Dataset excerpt
# # # # # # #
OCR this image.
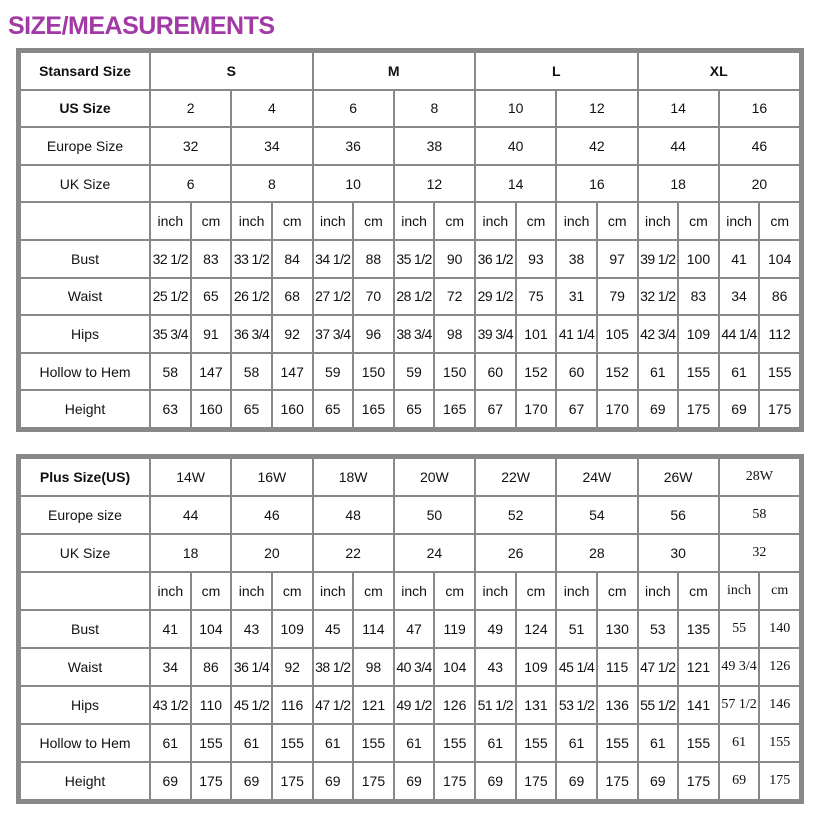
SIZE/MEASUREMENTS
Stansard Size	S				M				L				XL			
US Size	2		4		6		8		10		12		14		16	
Europe Size	32		34		36		38		40		42		44		46	
UK Size	6		8		10		12		14		16		18		20	
	inch	cm	inch	cm	inch	cm	inch	cm	inch	cm	inch	cm	inch	cm	inch	cm
Bust	32 1/2	83	33 1/2	84	34 1/2	88	35 1/2	90	36 1/2	93	38	97	39 1/2	100	41	104
Waist	25 1/2	65	26 1/2	68	27 1/2	70	28 1/2	72	29 1/2	75	31	79	32 1/2	83	34	86
Hips	35 3/4	91	36 3/4	92	37 3/4	96	38 3/4	98	39 3/4	101	41 1/4	105	42 3/4	109	44 1/4	112
Hollow to Hem	58	147	58	147	59	150	59	150	60	152	60	152	61	155	61	155
Height	63	160	65	160	65	165	65	165	67	170	67	170	69	175	69	175
Plus Size(US)	14W		16W		18W		20W		22W		24W		26W		28W	
Europe size	44		46		48		50		52		54		56		58	
UK Size	18		20		22		24		26		28		30		32	
	inch	cm	inch	cm	inch	cm	inch	cm	inch	cm	inch	cm	inch	cm	inch	cm
Bust	41	104	43	109	45	114	47	119	49	124	51	130	53	135	55	140
Waist	34	86	36 1/4	92	38 1/2	98	40 3/4	104	43	109	45 1/4	115	47 1/2	121	49 3/4	126
Hips	43 1/2	110	45 1/2	116	47 1/2	121	49 1/2	126	51 1/2	131	53 1/2	136	55 1/2	141	57 1/2	146
Hollow to Hem	61	155	61	155	61	155	61	155	61	155	61	155	61	155	61	155
Height	69	175	69	175	69	175	69	175	69	175	69	175	69	175	69	175
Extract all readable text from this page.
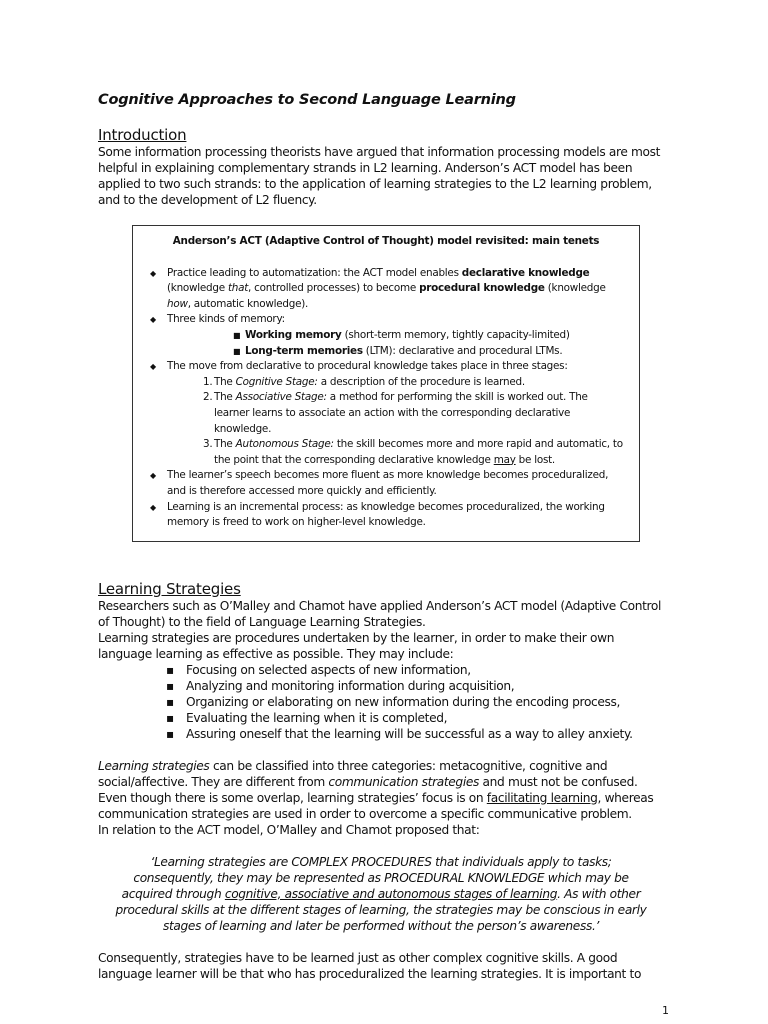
Cognitive Approaches to Second Language Learning

Introduction

Some information processing theorists have argued that information processing models are most helpful in explaining complementary strands in L2 learning. Anderson’s ACT model has been applied to two such strands: to the application of learning strategies to the L2 learning problem, and to the development of L2 fluency.

Anderson’s ACT (Adaptive Control of Thought) model revisited: main tenets

◆ Practice leading to automatization: the ACT model enables declarative knowledge (knowledge that, controlled processes) to become procedural knowledge (knowledge how, automatic knowledge).
◆ Three kinds of memory:
■ Working memory (short-term memory, tightly capacity-limited)
■ Long-term memories (LTM): declarative and procedural LTMs.
◆ The move from declarative to procedural knowledge takes place in three stages:
1. The Cognitive Stage: a description of the procedure is learned.
2. The Associative Stage: a method for performing the skill is worked out. The learner learns to associate an action with the corresponding declarative knowledge.
3. The Autonomous Stage: the skill becomes more and more rapid and automatic, to the point that the corresponding declarative knowledge may be lost.
◆ The learner’s speech becomes more fluent as more knowledge becomes proceduralized, and is therefore accessed more quickly and efficiently.
◆ Learning is an incremental process: as knowledge becomes proceduralized, the working memory is freed to work on higher-level knowledge.
Learning Strategies

Researchers such as O’Malley and Chamot have applied Anderson’s ACT model (Adaptive Control of Thought) to the field of Language Learning Strategies.

Learning strategies are procedures undertaken by the learner, in order to make their own language learning as effective as possible. They may include:

▪ Focusing on selected aspects of new information,
▪ Analyzing and monitoring information during acquisition,
▪ Organizing or elaborating on new information during the encoding process,
▪ Evaluating the learning when it is completed,
▪ Assuring oneself that the learning will be successful as a way to alley anxiety.

Learning strategies can be classified into three categories: metacognitive, cognitive and social/affective. They are different from communication strategies and must not be confused. Even though there is some overlap, learning strategies’ focus is on facilitating learning, whereas communication strategies are used in order to overcome a specific communicative problem.

In relation to the ACT model, O’Malley and Chamot proposed that:

‘Learning strategies are COMPLEX PROCEDURES that individuals apply to tasks; consequently, they may be represented as PROCEDURAL KNOWLEDGE which may be acquired through cognitive, associative and autonomous stages of learning. As with other procedural skills at the different stages of learning, the strategies may be conscious in early stages of learning and later be performed without the person’s awareness.’

Consequently, strategies have to be learned just as other complex cognitive skills. A good language learner will be that who has proceduralized the learning strategies. It is important to

1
# # # # # # #
- _STATED EXERCISE_: Keep the pictures out of the copy and write out the data exactly as it stands.

- _WRITTEN REPLY_:
OCR this image.
SIZE/MEASUREMENTS
Stansard Size	S				M				L				XL			
US Size	2		4		6		8		10		12		14		16	
Europe Size	32		34		36		38		40		42		44		46	
UK Size	6		8		10		12		14		16		18		20	
	inch	cm	inch	cm	inch	cm	inch	cm	inch	cm	inch	cm	inch	cm	inch	cm
Bust	32 1/2	83	33 1/2	84	34 1/2	88	35 1/2	90	36 1/2	93	38	97	39 1/2	100	41	104
Waist	25 1/2	65	26 1/2	68	27 1/2	70	28 1/2	72	29 1/2	75	31	79	32 1/2	83	34	86
Hips	35 3/4	91	36 3/4	92	37 3/4	96	38 3/4	98	39 3/4	101	41 1/4	105	42 3/4	109	44 1/4	112
Hollow to Hem	58	147	58	147	59	150	59	150	60	152	60	152	61	155	61	155
Height	63	160	65	160	65	165	65	165	67	170	67	170	69	175	69	175
Plus Size(US)	14W		16W		18W		20W		22W		24W		26W		28W	
Europe size	44		46		48		50		52		54		56		58	
UK Size	18		20		22		24		26		28		30		32	
	inch	cm	inch	cm	inch	cm	inch	cm	inch	cm	inch	cm	inch	cm	inch	cm
Bust	41	104	43	109	45	114	47	119	49	124	51	130	53	135	55	140
Waist	34	86	36 1/4	92	38 1/2	98	40 3/4	104	43	109	45 1/4	115	47 1/2	121	49 3/4	126
Hips	43 1/2	110	45 1/2	116	47 1/2	121	49 1/2	126	51 1/2	131	53 1/2	136	55 1/2	141	57 1/2	146
Hollow to Hem	61	155	61	155	61	155	61	155	61	155	61	155	61	155	61	155
Height	69	175	69	175	69	175	69	175	69	175	69	175	69	175	69	175
Extract all readable text from this page.
Cognitive Approaches to Second Language Learning

Introduction

Some information processing theorists have argued that information processing models are most helpful in explaining complementary strands in L2 learning. Anderson’s ACT model has been applied to two such strands: to the application of learning strategies to the L2 learning problem, and to the development of L2 fluency.

Anderson’s ACT (Adaptive Control of Thought) model revisited: main tenets

◆ Practice leading to automatization: the ACT model enables declarative knowledge (knowledge that, controlled processes) to become procedural knowledge (knowledge how, automatic knowledge).
◆ Three kinds of memory:
■ Working memory (short-term memory, tightly capacity-limited)
■ Long-term memories (LTM): declarative and procedural LTMs.
◆ The move from declarative to procedural knowledge takes place in three stages:
1. The Cognitive Stage: a description of the procedure is learned.
2. The Associative Stage: a method for performing the skill is worked out. The learner learns to associate an action with the corresponding declarative knowledge.
3. The Autonomous Stage: the skill becomes more and more rapid and automatic, to the point that the corresponding declarative knowledge may be lost.
◆ The learner’s speech becomes more fluent as more knowledge becomes proceduralized, and is therefore accessed more quickly and efficiently.
◆ Learning is an incremental process: as knowledge becomes proceduralized, the working memory is freed to work on higher-level knowledge.
Learning Strategies

Researchers such as O’Malley and Chamot have applied Anderson’s ACT model (Adaptive Control of Thought) to the field of Language Learning Strategies.

Learning strategies are procedures undertaken by the learner, in order to make their own language learning as effective as possible. They may include:

▪ Focusing on selected aspects of new information,
▪ Analyzing and monitoring information during acquisition,
▪ Organizing or elaborating on new information during the encoding process,
▪ Evaluating the learning when it is completed,
▪ Assuring oneself that the learning will be successful as a way to alley anxiety.

Learning strategies can be classified into three categories: metacognitive, cognitive and social/affective. They are different from communication strategies and must not be confused. Even though there is some overlap, learning strategies’ focus is on facilitating learning, whereas communication strategies are used in order to overcome a specific communicative problem.

In relation to the ACT model, O’Malley and Chamot proposed that:

‘Learning strategies are COMPLEX PROCEDURES that individuals apply to tasks; consequently, they may be represented as PROCEDURAL KNOWLEDGE which may be acquired through cognitive, associative and autonomous stages of learning. As with other procedural skills at the different stages of learning, the strategies may be conscious in early stages of learning and later be performed without the person’s awareness.’

Consequently, strategies have to be learned just as other complex cognitive skills. A good language learner will be that who has proceduralized the learning strategies. It is important to

1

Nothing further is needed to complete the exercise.